▸ GOAL
Below is a block of records; repeat all of them exactly.

****

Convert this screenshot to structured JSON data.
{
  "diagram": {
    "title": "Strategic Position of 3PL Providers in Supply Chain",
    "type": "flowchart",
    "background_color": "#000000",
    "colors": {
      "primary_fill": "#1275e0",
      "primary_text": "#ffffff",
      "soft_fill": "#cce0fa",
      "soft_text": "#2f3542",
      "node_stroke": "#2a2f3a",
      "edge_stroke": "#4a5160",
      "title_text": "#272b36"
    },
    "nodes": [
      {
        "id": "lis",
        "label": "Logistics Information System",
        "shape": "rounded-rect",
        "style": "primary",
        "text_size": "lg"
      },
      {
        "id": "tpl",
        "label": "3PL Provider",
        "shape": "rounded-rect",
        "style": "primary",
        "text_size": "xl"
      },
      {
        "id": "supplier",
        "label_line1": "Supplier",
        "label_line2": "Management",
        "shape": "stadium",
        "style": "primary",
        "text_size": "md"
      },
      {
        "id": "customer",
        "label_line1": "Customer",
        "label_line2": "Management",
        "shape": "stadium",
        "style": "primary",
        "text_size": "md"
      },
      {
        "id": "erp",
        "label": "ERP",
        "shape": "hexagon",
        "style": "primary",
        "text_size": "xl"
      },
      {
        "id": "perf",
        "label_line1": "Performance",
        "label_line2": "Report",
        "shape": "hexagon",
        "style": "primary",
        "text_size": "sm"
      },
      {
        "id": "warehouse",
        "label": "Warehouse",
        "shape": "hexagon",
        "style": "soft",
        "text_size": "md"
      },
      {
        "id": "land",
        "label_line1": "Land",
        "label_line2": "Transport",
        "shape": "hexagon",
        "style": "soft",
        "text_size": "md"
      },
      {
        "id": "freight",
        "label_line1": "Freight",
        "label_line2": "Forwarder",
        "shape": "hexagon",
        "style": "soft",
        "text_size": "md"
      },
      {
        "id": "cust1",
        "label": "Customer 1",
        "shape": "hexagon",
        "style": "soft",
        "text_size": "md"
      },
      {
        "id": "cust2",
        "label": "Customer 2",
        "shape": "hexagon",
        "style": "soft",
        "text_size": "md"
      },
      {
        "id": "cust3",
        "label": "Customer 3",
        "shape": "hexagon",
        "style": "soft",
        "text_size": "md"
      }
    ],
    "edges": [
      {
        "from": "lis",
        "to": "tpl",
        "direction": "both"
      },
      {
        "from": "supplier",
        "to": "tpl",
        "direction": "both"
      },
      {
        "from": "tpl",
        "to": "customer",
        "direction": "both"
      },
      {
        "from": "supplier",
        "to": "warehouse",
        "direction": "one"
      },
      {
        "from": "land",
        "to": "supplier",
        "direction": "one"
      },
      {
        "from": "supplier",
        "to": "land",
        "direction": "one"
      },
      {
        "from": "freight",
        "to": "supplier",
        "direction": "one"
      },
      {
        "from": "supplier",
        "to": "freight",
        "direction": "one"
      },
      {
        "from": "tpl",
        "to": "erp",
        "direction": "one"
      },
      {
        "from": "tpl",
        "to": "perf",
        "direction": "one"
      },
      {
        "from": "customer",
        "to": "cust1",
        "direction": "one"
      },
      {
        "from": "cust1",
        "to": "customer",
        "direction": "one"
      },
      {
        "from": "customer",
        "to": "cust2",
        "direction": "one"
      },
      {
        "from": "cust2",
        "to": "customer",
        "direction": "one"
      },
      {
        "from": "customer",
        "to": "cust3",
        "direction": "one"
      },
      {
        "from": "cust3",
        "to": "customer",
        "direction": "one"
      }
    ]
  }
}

****

▸ RESPONSE
Convert this screenshot to structured JSON data.
{
  "diagram": {
    "title": "Strategic Position of 3PL Providers in Supply Chain",
    "type": "flowchart",
    "background_color": "#000000",
    "colors": {
      "primary_fill": "#1275e0",
      "primary_text": "#ffffff",
      "soft_fill": "#cce0fa",
      "soft_text": "#2f3542",
      "node_stroke": "#2a2f3a",
      "edge_stroke": "#4a5160",
      "title_text": "#272b36"
    },
    "nodes": [
      {
        "id": "lis",
        "label": "Logistics Information System",
        "shape": "rounded-rect",
        "style": "primary",
        "text_size": "lg"
      },
      {
        "id": "tpl",
        "label": "3PL Provider",
        "shape": "rounded-rect",
        "style": "primary",
        "text_size": "xl"
      },
      {
        "id": "supplier",
        "label_line1": "Supplier",
        "label_line2": "Management",
        "shape": "stadium",
        "style": "primary",
        "text_size": "md"
      },
      {
        "id": "customer",
        "label_line1": "Customer",
        "label_line2": "Management",
        "shape": "stadium",
        "style": "primary",
        "text_size": "md"
      },
      {
        "id": "erp",
        "label": "ERP",
        "shape": "hexagon",
        "style": "primary",
        "text_size": "xl"
      },
      {
        "id": "perf",
        "label_line1": "Performance",
        "label_line2": "Report",
        "shape": "hexagon",
        "style": "primary",
        "text_size": "sm"
      },
      {
        "id": "warehouse",
        "label": "Warehouse",
        "shape": "hexagon",
        "style": "soft",
        "text_size": "md"
      },
      {
        "id": "land",
        "label_line1": "Land",
        "label_line2": "Transport",
        "shape": "hexagon",
        "style": "soft",
        "text_size": "md"
      },
      {
        "id": "freight",
        "label_line1": "Freight",
        "label_line2": "Forwarder",
        "shape": "hexagon",
        "style": "soft",
        "text_size": "md"
      },
      {
        "id": "cust1",
        "label": "Customer 1",
        "shape": "hexagon",
        "style": "soft",
        "text_size": "md"
      },
      {
        "id": "cust2",
        "label": "Customer 2",
        "shape": "hexagon",
        "style": "soft",
        "text_size": "md"
      },
      {
        "id": "cust3",
        "label": "Customer 3",
        "shape": "hexagon",
        "style": "soft",
        "text_size": "md"
      }
    ],
    "edges": [
      {
        "from": "lis",
        "to": "tpl",
        "direction": "both"
      },
      {
        "from": "supplier",
        "to": "tpl",
        "direction": "both"
      },
      {
        "from": "tpl",
        "to": "customer",
        "direction": "both"
      },
      {
        "from": "supplier",
        "to": "warehouse",
        "direction": "one"
      },
      {
        "from": "land",
        "to": "supplier",
        "direction": "one"
      },
      {
        "from": "supplier",
        "to": "land",
        "direction": "one"
      },
      {
        "from": "freight",
        "to": "supplier",
        "direction": "one"
      },
      {
        "from": "supplier",
        "to": "freight",
        "direction": "one"
      },
      {
        "from": "tpl",
        "to": "erp",
        "direction": "one"
      },
      {
        "from": "tpl",
        "to": "perf",
        "direction": "one"
      },
      {
        "from": "customer",
        "to": "cust1",
        "direction": "one"
      },
      {
        "from": "cust1",
        "to": "customer",
        "direction": "one"
      },
      {
        "from": "customer",
        "to": "cust2",
        "direction": "one"
      },
      {
        "from": "cust2",
        "to": "customer",
        "direction": "one"
      },
      {
        "from": "customer",
        "to": "cust3",
        "direction": "one"
      },
      {
        "from": "cust3",
        "to": "customer",
        "direction": "one"
      }
    ]
  }
}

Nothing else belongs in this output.